• [Task requirements]
Select the lines below containing the word "color".

>> Begin Information shown

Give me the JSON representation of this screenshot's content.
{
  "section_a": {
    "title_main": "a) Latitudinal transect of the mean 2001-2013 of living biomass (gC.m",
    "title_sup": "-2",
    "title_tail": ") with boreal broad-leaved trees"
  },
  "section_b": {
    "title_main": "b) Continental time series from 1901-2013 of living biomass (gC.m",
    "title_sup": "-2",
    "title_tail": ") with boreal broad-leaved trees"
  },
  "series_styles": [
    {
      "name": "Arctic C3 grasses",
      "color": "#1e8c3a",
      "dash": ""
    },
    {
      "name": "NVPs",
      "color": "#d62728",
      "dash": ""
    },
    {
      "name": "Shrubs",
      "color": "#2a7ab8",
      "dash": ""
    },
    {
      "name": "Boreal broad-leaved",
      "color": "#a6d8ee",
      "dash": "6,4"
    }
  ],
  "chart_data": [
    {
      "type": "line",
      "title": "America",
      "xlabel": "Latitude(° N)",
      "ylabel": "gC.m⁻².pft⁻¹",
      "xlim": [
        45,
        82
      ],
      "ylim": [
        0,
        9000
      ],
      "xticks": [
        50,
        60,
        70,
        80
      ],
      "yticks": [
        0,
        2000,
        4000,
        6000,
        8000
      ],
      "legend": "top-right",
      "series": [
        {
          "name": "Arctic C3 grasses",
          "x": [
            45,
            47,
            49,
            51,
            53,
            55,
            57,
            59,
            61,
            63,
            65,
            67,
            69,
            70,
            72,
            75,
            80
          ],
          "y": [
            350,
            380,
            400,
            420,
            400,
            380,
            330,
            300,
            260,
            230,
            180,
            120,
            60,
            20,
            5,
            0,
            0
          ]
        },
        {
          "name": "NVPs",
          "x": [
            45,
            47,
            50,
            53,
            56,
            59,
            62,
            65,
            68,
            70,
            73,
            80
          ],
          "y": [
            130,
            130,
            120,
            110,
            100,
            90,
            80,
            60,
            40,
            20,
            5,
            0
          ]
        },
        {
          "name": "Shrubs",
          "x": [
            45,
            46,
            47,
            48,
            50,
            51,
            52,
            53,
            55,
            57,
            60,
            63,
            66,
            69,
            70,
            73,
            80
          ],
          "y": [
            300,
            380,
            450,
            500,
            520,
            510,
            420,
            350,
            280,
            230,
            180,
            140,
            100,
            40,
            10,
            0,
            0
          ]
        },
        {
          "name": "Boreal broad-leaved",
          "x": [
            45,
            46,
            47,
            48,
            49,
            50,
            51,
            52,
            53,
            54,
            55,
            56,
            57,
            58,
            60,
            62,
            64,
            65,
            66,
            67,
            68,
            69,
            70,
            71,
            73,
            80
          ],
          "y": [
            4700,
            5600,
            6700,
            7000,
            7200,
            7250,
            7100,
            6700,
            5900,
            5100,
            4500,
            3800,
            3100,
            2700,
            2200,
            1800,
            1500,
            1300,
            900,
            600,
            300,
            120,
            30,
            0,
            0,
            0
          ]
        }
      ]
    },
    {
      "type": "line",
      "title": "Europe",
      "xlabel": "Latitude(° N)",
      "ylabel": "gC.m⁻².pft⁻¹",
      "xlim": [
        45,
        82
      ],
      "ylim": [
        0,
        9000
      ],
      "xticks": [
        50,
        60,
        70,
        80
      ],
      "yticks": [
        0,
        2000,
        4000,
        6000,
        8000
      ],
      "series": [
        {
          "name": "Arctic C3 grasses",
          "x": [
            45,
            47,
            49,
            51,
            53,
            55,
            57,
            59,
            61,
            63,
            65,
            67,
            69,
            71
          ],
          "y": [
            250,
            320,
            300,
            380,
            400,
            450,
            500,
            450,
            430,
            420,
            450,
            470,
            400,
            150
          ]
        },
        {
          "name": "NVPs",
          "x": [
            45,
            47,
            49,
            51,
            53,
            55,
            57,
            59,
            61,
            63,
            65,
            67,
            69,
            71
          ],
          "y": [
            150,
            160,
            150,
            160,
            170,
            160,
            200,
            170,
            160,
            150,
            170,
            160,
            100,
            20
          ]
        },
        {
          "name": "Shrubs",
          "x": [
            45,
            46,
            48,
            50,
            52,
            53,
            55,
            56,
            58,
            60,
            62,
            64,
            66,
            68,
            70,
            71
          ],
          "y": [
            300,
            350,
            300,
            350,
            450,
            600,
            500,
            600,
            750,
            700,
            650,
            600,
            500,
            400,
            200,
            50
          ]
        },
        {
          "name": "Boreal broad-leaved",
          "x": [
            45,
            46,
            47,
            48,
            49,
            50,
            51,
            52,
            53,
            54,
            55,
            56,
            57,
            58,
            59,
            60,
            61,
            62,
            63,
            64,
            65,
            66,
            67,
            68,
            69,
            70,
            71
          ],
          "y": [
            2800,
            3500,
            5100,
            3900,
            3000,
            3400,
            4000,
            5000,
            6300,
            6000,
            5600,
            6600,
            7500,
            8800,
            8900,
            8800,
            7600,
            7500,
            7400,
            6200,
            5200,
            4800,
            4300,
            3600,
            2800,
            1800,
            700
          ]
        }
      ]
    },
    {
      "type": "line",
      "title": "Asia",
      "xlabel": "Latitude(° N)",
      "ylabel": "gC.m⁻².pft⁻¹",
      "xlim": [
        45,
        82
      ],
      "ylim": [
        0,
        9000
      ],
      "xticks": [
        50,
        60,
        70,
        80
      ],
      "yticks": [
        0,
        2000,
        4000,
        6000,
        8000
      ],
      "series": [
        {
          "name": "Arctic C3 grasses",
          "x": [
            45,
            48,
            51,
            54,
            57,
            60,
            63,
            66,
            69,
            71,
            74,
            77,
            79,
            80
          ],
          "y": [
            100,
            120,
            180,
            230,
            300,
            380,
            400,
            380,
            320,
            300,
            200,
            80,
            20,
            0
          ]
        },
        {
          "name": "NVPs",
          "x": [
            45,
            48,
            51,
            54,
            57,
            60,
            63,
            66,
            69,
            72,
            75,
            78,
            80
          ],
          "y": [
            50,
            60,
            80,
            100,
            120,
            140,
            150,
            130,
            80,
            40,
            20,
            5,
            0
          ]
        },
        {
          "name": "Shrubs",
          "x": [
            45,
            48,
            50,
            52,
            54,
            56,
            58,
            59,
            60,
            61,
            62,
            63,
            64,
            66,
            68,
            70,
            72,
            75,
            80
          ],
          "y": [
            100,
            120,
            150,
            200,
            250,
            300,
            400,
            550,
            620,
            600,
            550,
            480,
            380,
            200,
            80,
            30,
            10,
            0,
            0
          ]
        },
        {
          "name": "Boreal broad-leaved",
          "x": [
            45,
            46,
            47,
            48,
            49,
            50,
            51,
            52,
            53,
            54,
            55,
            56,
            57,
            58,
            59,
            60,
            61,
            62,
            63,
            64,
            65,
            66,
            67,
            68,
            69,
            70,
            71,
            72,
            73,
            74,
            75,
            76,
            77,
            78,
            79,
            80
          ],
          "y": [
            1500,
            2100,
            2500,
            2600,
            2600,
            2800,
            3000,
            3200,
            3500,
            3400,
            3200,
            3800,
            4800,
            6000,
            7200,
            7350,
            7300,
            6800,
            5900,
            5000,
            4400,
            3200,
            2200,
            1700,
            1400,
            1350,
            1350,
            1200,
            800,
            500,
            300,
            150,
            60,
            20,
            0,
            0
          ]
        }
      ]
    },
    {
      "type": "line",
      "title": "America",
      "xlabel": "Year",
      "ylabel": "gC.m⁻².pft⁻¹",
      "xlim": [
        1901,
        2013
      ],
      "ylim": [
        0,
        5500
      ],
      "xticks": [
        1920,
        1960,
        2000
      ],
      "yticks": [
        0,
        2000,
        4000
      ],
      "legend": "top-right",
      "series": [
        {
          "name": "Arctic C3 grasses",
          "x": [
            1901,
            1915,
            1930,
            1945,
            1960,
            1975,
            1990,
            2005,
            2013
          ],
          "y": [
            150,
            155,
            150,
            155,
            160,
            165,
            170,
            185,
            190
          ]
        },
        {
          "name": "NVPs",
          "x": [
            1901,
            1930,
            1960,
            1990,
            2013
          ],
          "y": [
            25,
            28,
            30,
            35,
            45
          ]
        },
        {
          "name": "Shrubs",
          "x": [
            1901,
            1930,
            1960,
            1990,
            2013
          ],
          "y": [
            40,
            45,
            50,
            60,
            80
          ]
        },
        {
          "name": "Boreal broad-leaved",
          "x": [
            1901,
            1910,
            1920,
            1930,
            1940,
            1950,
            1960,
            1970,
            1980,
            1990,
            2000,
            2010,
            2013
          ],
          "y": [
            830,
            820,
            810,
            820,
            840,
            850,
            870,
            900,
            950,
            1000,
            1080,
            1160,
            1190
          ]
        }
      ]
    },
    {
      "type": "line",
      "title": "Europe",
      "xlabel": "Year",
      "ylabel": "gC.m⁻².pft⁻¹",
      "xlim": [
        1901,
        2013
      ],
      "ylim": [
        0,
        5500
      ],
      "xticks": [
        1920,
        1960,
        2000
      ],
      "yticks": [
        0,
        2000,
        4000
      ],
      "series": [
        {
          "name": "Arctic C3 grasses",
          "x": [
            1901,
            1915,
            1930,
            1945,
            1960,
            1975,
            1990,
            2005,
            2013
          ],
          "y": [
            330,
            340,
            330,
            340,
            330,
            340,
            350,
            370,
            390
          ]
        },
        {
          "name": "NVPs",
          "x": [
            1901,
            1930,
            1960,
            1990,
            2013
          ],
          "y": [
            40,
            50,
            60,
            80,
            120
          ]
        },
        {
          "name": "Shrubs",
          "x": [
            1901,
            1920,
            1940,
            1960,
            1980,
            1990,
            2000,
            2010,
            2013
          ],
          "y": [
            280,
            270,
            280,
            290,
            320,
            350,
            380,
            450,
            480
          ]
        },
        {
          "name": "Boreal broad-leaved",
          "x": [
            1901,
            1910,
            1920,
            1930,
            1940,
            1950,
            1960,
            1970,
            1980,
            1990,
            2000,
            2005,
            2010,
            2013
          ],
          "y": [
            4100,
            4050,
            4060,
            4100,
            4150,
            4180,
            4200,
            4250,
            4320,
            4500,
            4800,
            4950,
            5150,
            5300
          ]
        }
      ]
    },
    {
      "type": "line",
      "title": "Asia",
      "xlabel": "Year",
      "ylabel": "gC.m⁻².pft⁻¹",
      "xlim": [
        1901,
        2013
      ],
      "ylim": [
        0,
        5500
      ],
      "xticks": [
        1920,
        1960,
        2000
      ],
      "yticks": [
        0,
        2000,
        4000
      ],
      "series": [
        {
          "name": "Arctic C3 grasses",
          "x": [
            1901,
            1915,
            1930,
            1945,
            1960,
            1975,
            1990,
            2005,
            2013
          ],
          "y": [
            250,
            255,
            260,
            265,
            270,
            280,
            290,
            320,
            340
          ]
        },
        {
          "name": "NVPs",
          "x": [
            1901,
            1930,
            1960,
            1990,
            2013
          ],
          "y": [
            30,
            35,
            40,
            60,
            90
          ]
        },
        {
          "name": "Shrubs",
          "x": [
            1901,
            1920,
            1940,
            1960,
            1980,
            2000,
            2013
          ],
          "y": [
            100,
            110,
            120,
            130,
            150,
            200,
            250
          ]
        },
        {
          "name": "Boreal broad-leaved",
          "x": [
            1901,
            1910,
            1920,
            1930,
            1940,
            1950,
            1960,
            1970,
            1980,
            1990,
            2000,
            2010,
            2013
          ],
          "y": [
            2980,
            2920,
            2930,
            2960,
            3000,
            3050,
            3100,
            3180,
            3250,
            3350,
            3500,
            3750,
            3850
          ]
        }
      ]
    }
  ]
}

>> End Information shown

• [Result]
      "color": "#1e8c3a",
      "color": "#d62728",
      "color": "#2a7ab8",
      "color": "#a6d8ee",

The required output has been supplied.